— begin —

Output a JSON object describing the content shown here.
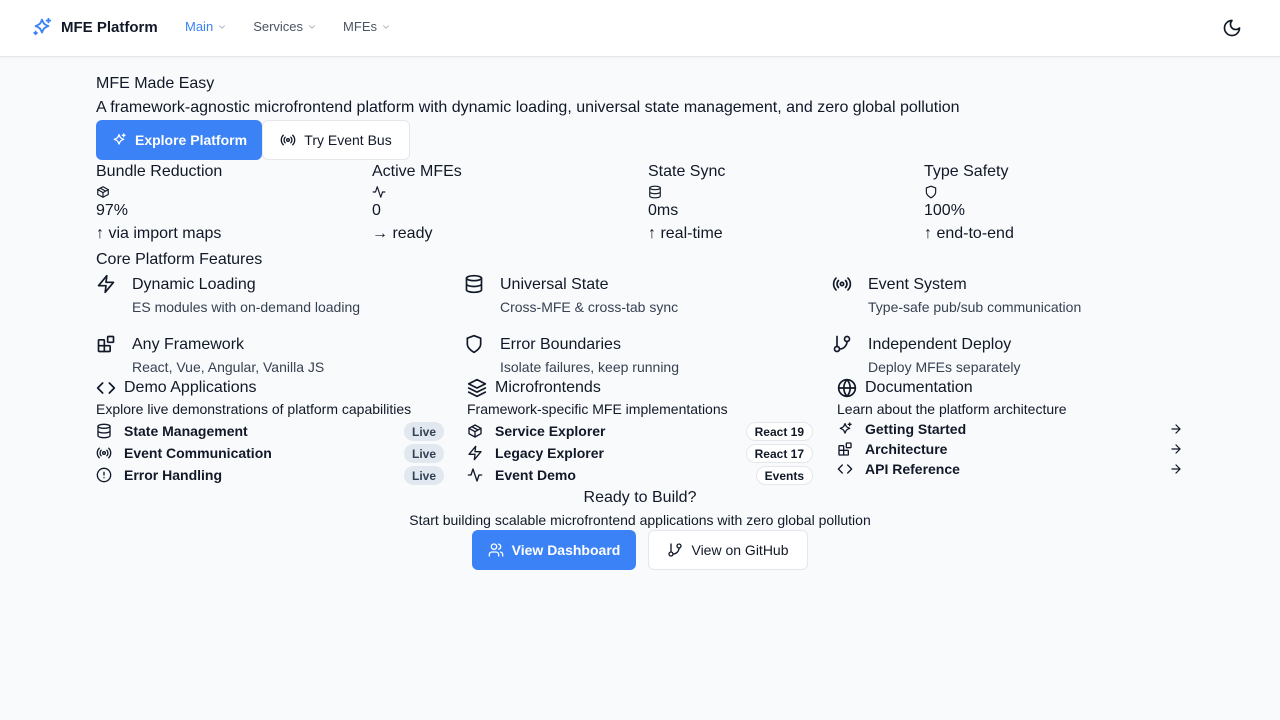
{
  "header": {
    "brand": "MFE Platform",
    "nav": [
      {
        "label": "Main",
        "active": true
      },
      {
        "label": "Services",
        "active": false
      },
      {
        "label": "MFEs",
        "active": false
      }
    ],
    "theme_toggle_icon": "moon-icon"
  },
  "hero": {
    "title": "MFE Made Easy",
    "subtitle": "A framework-agnostic microfrontend platform with dynamic loading, universal state management, and zero global pollution",
    "primary_button": "Explore Platform",
    "secondary_button": "Try Event Bus"
  },
  "stats": [
    {
      "label": "Bundle Reduction",
      "icon": "package-icon",
      "value": "97%",
      "trend": "↑ via import maps"
    },
    {
      "label": "Active MFEs",
      "icon": "activity-icon",
      "value": "0",
      "trend": "→ ready"
    },
    {
      "label": "State Sync",
      "icon": "database-icon",
      "value": "0ms",
      "trend": "↑ real-time"
    },
    {
      "label": "Type Safety",
      "icon": "shield-icon",
      "value": "100%",
      "trend": "↑ end-to-end"
    }
  ],
  "features": {
    "title": "Core Platform Features",
    "items": [
      {
        "title": "Dynamic Loading",
        "desc": "ES modules with on-demand loading",
        "icon": "zap-icon"
      },
      {
        "title": "Universal State",
        "desc": "Cross-MFE & cross-tab sync",
        "icon": "database-icon"
      },
      {
        "title": "Event System",
        "desc": "Type-safe pub/sub communication",
        "icon": "radio-icon"
      },
      {
        "title": "Any Framework",
        "desc": "React, Vue, Angular, Vanilla JS",
        "icon": "blocks-icon"
      },
      {
        "title": "Error Boundaries",
        "desc": "Isolate failures, keep running",
        "icon": "shield-icon"
      },
      {
        "title": "Independent Deploy",
        "desc": "Deploy MFEs separately",
        "icon": "git-branch-icon"
      }
    ]
  },
  "demo": {
    "title": "Demo Applications",
    "desc": "Explore live demonstrations of platform capabilities",
    "items": [
      {
        "label": "State Management",
        "badge": "Live",
        "icon": "database-icon"
      },
      {
        "label": "Event Communication",
        "badge": "Live",
        "icon": "radio-icon"
      },
      {
        "label": "Error Handling",
        "badge": "Live",
        "icon": "alert-circle-icon"
      }
    ]
  },
  "microfrontends": {
    "title": "Microfrontends",
    "desc": "Framework-specific MFE implementations",
    "items": [
      {
        "label": "Service Explorer",
        "badge": "React 19",
        "icon": "package-icon"
      },
      {
        "label": "Legacy Explorer",
        "badge": "React 17",
        "icon": "zap-icon"
      },
      {
        "label": "Event Demo",
        "badge": "Events",
        "icon": "activity-icon"
      }
    ]
  },
  "docs": {
    "title": "Documentation",
    "desc": "Learn about the platform architecture",
    "items": [
      {
        "label": "Getting Started",
        "icon": "sparkles-icon"
      },
      {
        "label": "Architecture",
        "icon": "blocks-icon"
      },
      {
        "label": "API Reference",
        "icon": "code-icon"
      }
    ]
  },
  "cta": {
    "title": "Ready to Build?",
    "subtitle": "Start building scalable microfrontend applications with zero global pollution",
    "primary_button": "View Dashboard",
    "secondary_button": "View on GitHub"
  },
  "colors": {
    "accent": "#3b82f6",
    "background": "#f8fafc",
    "badge_grey": "#e2e8f0"
  }
}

— end —

WHAT YOU HAVE TO DO: Print every entry exactly as written, without the pictures.

FINAL RESULT:
Output a JSON object describing the content shown here.
{
  "header": {
    "brand": "MFE Platform",
    "nav": [
      {
        "label": "Main",
        "active": true
      },
      {
        "label": "Services",
        "active": false
      },
      {
        "label": "MFEs",
        "active": false
      }
    ],
    "theme_toggle_icon": "moon-icon"
  },
  "hero": {
    "title": "MFE Made Easy",
    "subtitle": "A framework-agnostic microfrontend platform with dynamic loading, universal state management, and zero global pollution",
    "primary_button": "Explore Platform",
    "secondary_button": "Try Event Bus"
  },
  "stats": [
    {
      "label": "Bundle Reduction",
      "icon": "package-icon",
      "value": "97%",
      "trend": "↑ via import maps"
    },
    {
      "label": "Active MFEs",
      "icon": "activity-icon",
      "value": "0",
      "trend": "→ ready"
    },
    {
      "label": "State Sync",
      "icon": "database-icon",
      "value": "0ms",
      "trend": "↑ real-time"
    },
    {
      "label": "Type Safety",
      "icon": "shield-icon",
      "value": "100%",
      "trend": "↑ end-to-end"
    }
  ],
  "features": {
    "title": "Core Platform Features",
    "items": [
      {
        "title": "Dynamic Loading",
        "desc": "ES modules with on-demand loading",
        "icon": "zap-icon"
      },
      {
        "title": "Universal State",
        "desc": "Cross-MFE & cross-tab sync",
        "icon": "database-icon"
      },
      {
        "title": "Event System",
        "desc": "Type-safe pub/sub communication",
        "icon": "radio-icon"
      },
      {
        "title": "Any Framework",
        "desc": "React, Vue, Angular, Vanilla JS",
        "icon": "blocks-icon"
      },
      {
        "title": "Error Boundaries",
        "desc": "Isolate failures, keep running",
        "icon": "shield-icon"
      },
      {
        "title": "Independent Deploy",
        "desc": "Deploy MFEs separately",
        "icon": "git-branch-icon"
      }
    ]
  },
  "demo": {
    "title": "Demo Applications",
    "desc": "Explore live demonstrations of platform capabilities",
    "items": [
      {
        "label": "State Management",
        "badge": "Live",
        "icon": "database-icon"
      },
      {
        "label": "Event Communication",
        "badge": "Live",
        "icon": "radio-icon"
      },
      {
        "label": "Error Handling",
        "badge": "Live",
        "icon": "alert-circle-icon"
      }
    ]
  },
  "microfrontends": {
    "title": "Microfrontends",
    "desc": "Framework-specific MFE implementations",
    "items": [
      {
        "label": "Service Explorer",
        "badge": "React 19",
        "icon": "package-icon"
      },
      {
        "label": "Legacy Explorer",
        "badge": "React 17",
        "icon": "zap-icon"
      },
      {
        "label": "Event Demo",
        "badge": "Events",
        "icon": "activity-icon"
      }
    ]
  },
  "docs": {
    "title": "Documentation",
    "desc": "Learn about the platform architecture",
    "items": [
      {
        "label": "Getting Started",
        "icon": "sparkles-icon"
      },
      {
        "label": "Architecture",
        "icon": "blocks-icon"
      },
      {
        "label": "API Reference",
        "icon": "code-icon"
      }
    ]
  },
  "cta": {
    "title": "Ready to Build?",
    "subtitle": "Start building scalable microfrontend applications with zero global pollution",
    "primary_button": "View Dashboard",
    "secondary_button": "View on GitHub"
  },
  "colors": {
    "accent": "#3b82f6",
    "background": "#f8fafc",
    "badge_grey": "#e2e8f0"
  }
}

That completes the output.